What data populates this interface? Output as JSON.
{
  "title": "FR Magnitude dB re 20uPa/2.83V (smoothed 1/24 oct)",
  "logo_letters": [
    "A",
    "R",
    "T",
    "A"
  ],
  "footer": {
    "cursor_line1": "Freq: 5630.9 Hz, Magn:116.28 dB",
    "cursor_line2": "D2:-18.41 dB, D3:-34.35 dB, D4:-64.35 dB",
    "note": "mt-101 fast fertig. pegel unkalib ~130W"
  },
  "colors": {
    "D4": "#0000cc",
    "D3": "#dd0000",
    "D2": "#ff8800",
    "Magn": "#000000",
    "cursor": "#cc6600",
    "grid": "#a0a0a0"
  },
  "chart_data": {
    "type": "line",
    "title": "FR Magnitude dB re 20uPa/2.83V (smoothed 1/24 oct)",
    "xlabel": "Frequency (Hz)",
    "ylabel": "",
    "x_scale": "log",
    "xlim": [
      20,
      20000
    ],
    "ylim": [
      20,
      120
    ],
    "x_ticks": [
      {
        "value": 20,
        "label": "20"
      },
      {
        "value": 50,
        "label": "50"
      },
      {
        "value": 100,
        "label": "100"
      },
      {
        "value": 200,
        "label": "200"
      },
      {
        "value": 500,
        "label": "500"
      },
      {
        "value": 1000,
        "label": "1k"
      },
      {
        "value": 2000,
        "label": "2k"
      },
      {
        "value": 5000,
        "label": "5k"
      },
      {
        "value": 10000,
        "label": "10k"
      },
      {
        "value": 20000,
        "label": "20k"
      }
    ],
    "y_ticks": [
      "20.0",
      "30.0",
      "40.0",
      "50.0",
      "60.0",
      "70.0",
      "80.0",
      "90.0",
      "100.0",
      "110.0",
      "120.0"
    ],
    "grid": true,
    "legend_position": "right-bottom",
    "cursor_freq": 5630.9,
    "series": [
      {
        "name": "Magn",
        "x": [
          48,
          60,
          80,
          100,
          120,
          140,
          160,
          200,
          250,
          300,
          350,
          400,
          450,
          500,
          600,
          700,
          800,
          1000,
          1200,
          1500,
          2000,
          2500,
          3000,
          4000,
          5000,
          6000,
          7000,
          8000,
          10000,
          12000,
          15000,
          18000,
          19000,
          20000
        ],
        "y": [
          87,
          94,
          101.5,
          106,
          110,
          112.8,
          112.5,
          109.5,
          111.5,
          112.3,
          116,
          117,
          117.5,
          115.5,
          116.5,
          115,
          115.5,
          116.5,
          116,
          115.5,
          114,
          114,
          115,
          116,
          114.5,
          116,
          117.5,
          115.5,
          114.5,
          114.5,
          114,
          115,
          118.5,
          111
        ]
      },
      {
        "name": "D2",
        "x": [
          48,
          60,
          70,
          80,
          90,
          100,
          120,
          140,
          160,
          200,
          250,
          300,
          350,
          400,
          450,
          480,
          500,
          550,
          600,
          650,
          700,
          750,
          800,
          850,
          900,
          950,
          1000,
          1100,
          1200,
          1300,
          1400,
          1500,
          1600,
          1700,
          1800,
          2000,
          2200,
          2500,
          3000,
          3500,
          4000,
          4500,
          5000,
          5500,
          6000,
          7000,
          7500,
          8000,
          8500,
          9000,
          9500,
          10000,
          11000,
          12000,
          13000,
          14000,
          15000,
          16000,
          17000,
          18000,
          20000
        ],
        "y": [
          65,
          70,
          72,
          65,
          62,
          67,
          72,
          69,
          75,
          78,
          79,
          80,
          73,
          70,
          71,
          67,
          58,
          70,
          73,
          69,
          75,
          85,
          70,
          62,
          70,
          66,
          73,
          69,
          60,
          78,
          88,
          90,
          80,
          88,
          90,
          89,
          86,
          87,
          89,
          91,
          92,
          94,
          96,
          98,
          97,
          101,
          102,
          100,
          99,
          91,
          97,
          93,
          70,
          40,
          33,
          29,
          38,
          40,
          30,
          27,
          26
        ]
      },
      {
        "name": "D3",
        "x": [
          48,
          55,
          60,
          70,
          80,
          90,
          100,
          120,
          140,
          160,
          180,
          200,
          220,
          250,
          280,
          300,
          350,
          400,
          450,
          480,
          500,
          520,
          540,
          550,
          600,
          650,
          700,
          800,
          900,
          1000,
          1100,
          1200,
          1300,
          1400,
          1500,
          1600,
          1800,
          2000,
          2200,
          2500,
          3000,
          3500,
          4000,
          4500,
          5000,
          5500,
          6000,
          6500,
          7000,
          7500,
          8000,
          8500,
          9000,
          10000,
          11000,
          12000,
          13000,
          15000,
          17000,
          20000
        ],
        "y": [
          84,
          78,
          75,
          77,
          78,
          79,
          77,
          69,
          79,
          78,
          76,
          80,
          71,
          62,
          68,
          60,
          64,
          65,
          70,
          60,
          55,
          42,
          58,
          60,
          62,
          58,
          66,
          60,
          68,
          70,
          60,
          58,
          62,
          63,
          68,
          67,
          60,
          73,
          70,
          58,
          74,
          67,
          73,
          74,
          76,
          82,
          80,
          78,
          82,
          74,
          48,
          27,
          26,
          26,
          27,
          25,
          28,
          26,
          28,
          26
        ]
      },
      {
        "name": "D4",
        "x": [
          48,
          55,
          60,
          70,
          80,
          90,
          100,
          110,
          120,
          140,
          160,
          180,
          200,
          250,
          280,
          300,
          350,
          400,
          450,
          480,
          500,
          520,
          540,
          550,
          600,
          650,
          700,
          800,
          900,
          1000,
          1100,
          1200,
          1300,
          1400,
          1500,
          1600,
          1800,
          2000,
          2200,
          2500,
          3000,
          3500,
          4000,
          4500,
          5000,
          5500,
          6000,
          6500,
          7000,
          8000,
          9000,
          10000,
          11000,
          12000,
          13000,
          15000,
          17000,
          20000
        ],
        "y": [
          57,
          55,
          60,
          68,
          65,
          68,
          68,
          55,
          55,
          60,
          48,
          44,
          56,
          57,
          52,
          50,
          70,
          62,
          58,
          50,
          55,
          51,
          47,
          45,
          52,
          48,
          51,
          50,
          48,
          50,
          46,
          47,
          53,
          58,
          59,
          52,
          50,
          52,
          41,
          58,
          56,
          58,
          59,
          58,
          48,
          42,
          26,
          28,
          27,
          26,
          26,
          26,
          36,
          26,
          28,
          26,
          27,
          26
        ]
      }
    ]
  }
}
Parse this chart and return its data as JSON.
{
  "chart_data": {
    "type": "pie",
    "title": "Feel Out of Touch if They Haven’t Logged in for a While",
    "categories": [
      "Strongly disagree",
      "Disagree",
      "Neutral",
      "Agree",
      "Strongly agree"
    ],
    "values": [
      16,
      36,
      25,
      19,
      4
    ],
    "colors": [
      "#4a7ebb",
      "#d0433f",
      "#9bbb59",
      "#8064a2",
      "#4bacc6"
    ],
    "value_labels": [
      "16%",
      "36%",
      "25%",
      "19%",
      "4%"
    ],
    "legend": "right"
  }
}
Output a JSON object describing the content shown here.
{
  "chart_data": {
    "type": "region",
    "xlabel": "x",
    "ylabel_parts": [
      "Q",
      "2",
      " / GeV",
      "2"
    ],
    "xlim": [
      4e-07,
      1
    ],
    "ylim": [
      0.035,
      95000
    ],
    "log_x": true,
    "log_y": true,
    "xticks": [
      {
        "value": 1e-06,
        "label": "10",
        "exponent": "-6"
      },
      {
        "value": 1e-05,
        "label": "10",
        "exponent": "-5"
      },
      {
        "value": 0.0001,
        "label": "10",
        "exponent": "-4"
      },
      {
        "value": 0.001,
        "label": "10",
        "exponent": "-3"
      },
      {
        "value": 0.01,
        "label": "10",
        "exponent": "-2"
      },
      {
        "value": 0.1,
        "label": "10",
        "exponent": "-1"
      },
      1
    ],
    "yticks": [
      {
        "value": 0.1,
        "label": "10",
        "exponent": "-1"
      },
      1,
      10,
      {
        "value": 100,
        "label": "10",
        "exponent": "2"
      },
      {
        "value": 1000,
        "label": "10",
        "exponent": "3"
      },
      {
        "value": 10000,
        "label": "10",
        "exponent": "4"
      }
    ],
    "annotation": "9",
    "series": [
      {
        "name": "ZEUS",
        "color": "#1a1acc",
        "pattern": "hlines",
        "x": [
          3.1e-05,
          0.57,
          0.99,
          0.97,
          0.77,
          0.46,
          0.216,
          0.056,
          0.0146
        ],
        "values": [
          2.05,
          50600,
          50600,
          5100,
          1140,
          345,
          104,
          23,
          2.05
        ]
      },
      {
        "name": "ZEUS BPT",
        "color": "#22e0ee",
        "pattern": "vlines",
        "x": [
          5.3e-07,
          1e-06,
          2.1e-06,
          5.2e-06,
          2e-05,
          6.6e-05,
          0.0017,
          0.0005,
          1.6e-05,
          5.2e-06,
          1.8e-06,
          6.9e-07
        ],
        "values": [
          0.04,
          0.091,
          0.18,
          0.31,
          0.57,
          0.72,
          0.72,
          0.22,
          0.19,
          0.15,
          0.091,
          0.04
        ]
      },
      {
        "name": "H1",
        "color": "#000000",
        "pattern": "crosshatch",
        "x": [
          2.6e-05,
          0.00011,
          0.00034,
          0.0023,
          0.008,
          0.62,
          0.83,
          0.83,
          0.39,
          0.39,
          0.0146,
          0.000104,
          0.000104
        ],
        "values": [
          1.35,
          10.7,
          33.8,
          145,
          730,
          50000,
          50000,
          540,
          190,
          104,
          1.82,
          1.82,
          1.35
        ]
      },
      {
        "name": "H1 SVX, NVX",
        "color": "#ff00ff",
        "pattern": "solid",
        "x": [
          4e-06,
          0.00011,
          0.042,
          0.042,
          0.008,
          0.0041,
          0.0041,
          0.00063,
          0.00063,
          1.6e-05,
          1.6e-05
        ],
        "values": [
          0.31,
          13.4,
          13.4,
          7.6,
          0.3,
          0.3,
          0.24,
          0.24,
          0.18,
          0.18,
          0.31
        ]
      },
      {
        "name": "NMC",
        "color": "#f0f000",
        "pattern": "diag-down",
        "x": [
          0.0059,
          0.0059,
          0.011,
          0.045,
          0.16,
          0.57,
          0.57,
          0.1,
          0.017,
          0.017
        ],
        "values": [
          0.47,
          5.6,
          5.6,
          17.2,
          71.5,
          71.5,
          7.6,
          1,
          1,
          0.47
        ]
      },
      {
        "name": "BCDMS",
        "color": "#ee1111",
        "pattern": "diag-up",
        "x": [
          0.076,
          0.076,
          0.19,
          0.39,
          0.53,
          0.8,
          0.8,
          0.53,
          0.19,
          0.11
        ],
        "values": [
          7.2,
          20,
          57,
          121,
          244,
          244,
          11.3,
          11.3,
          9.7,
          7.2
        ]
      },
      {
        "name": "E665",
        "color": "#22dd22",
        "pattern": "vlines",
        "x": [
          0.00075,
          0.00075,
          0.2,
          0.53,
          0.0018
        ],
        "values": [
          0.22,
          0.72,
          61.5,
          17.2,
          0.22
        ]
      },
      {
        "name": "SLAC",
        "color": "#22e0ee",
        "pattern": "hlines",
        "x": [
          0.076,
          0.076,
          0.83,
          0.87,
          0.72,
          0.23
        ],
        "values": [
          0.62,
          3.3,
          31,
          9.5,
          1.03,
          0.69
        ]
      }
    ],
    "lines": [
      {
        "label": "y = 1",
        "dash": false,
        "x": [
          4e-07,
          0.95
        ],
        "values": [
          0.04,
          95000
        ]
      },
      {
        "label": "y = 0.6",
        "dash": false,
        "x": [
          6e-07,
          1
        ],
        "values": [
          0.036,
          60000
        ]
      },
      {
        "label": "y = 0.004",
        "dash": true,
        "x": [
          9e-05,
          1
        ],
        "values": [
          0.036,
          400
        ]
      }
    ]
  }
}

■ ■ ■ ■

(GIVEN EXERCISE) In the records above, find each line that holds the word "right"; copy all such lines.

(SOLUTION FOR THIS EXERCISE)
    "legend_position": "right-bottom",
    "legend": "right"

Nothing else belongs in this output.